__EXERCISE TASK__.
Quote the whole listing word for word. Do not include the pictures.

__Recorded data__.
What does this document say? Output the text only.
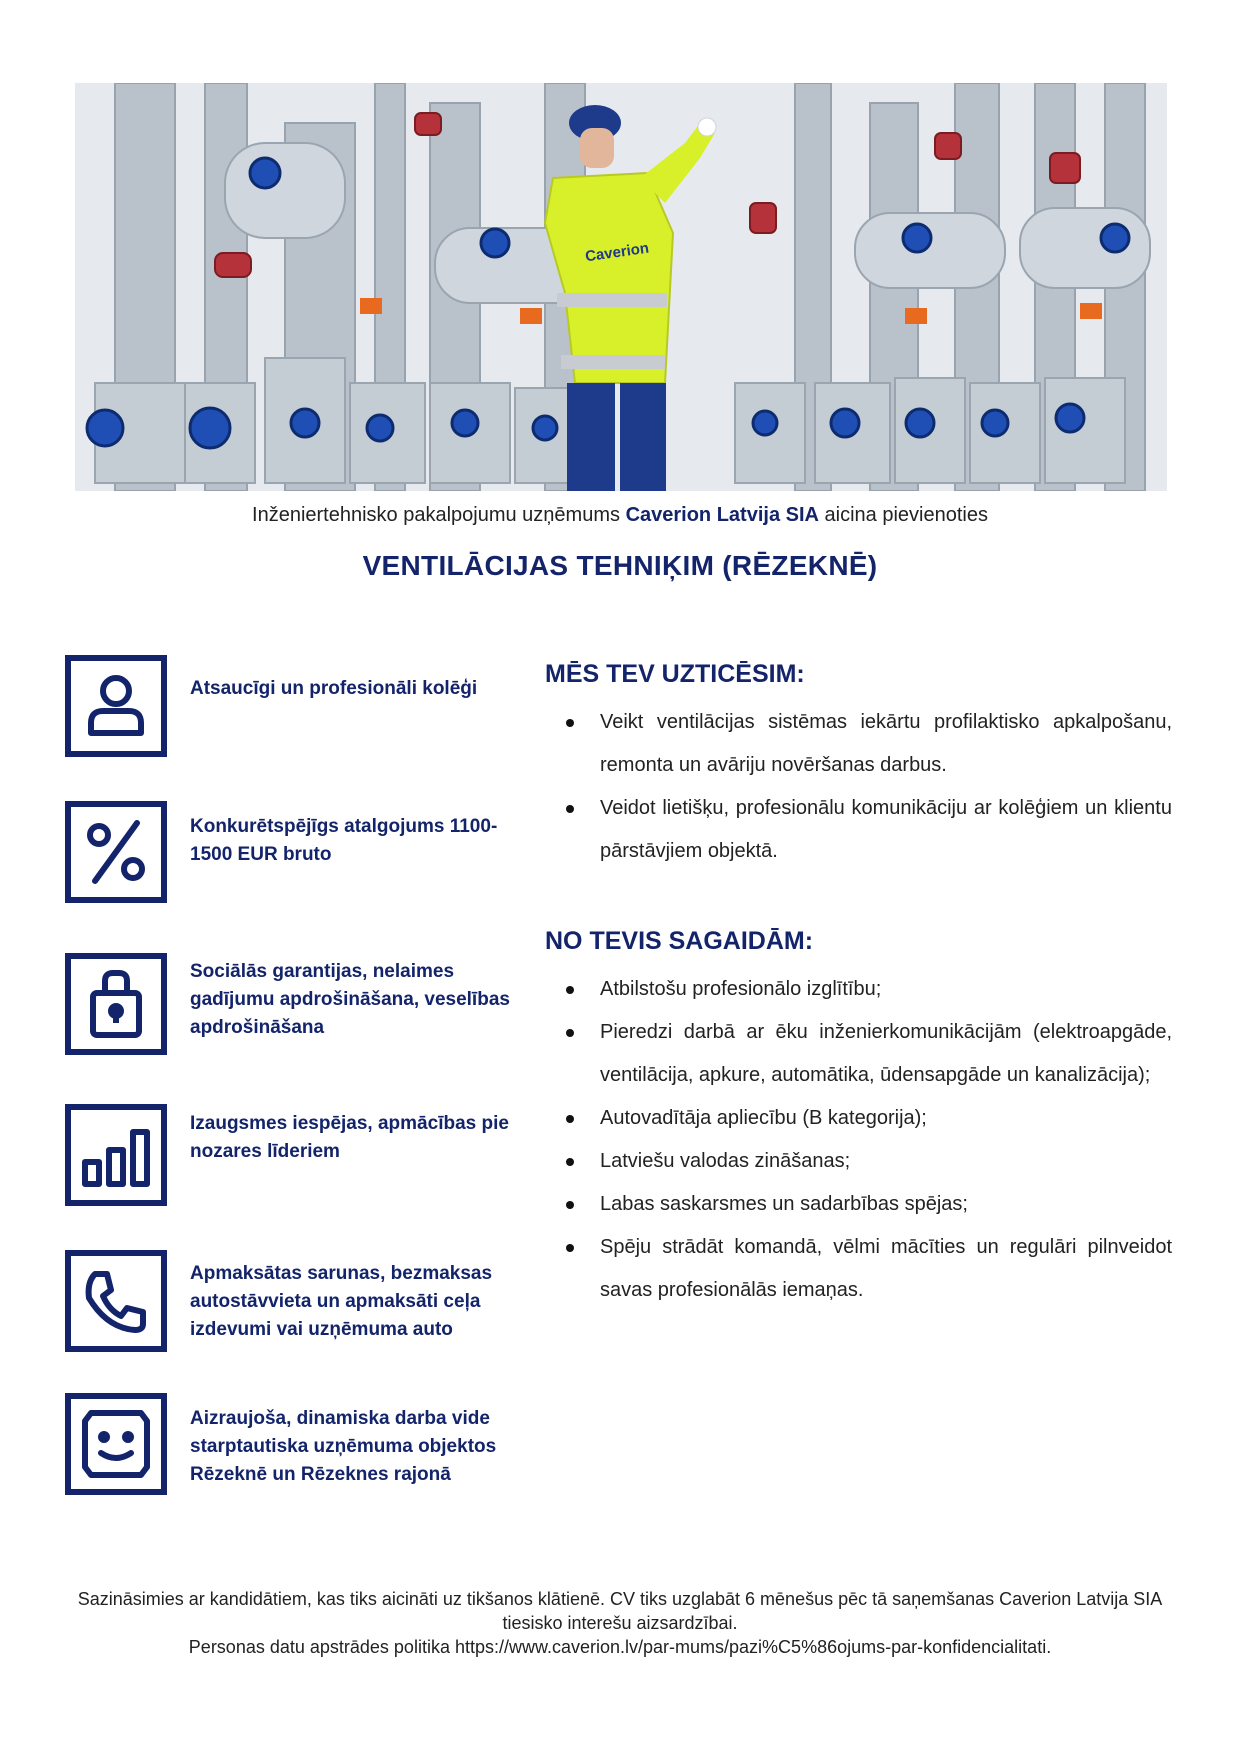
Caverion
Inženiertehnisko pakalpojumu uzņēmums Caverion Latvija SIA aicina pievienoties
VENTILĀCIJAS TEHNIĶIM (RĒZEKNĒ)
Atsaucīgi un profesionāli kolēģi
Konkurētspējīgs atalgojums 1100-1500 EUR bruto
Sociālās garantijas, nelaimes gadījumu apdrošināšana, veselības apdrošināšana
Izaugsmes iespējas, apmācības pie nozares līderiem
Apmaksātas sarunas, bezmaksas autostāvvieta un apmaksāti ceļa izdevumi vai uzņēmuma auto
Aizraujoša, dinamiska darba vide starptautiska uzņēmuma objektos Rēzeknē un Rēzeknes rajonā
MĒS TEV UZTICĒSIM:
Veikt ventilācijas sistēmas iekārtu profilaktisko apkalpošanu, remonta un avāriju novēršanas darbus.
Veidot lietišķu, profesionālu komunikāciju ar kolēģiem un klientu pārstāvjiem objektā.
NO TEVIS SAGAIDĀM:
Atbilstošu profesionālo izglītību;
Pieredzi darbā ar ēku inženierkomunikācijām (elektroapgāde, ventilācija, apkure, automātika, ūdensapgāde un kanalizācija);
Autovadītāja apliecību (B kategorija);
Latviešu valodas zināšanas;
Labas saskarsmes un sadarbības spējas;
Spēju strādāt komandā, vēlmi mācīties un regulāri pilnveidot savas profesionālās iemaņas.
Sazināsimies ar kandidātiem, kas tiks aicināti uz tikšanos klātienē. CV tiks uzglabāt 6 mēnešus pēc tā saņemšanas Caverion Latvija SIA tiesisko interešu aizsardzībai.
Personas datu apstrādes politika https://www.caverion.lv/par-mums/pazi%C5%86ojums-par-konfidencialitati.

__ANSWER BELOW__.
What does this document say? Output the text only.
Caverion
Inženiertehnisko pakalpojumu uzņēmums Caverion Latvija SIA aicina pievienoties
VENTILĀCIJAS TEHNIĶIM (RĒZEKNĒ)
Atsaucīgi un profesionāli kolēģi
Konkurētspējīgs atalgojums 1100-1500 EUR bruto
Sociālās garantijas, nelaimes gadījumu apdrošināšana, veselības apdrošināšana
Izaugsmes iespējas, apmācības pie nozares līderiem
Apmaksātas sarunas, bezmaksas autostāvvieta un apmaksāti ceļa izdevumi vai uzņēmuma auto
Aizraujoša, dinamiska darba vide starptautiska uzņēmuma objektos Rēzeknē un Rēzeknes rajonā
MĒS TEV UZTICĒSIM:
Veikt ventilācijas sistēmas iekārtu profilaktisko apkalpošanu, remonta un avāriju novēršanas darbus.
Veidot lietišķu, profesionālu komunikāciju ar kolēģiem un klientu pārstāvjiem objektā.
NO TEVIS SAGAIDĀM:
Atbilstošu profesionālo izglītību;
Pieredzi darbā ar ēku inženierkomunikācijām (elektroapgāde, ventilācija, apkure, automātika, ūdensapgāde un kanalizācija);
Autovadītāja apliecību (B kategorija);
Latviešu valodas zināšanas;
Labas saskarsmes un sadarbības spējas;
Spēju strādāt komandā, vēlmi mācīties un regulāri pilnveidot savas profesionālās iemaņas.
Sazināsimies ar kandidātiem, kas tiks aicināti uz tikšanos klātienē. CV tiks uzglabāt 6 mēnešus pēc tā saņemšanas Caverion Latvija SIA tiesisko interešu aizsardzībai.
Personas datu apstrādes politika https://www.caverion.lv/par-mums/pazi%C5%86ojums-par-konfidencialitati.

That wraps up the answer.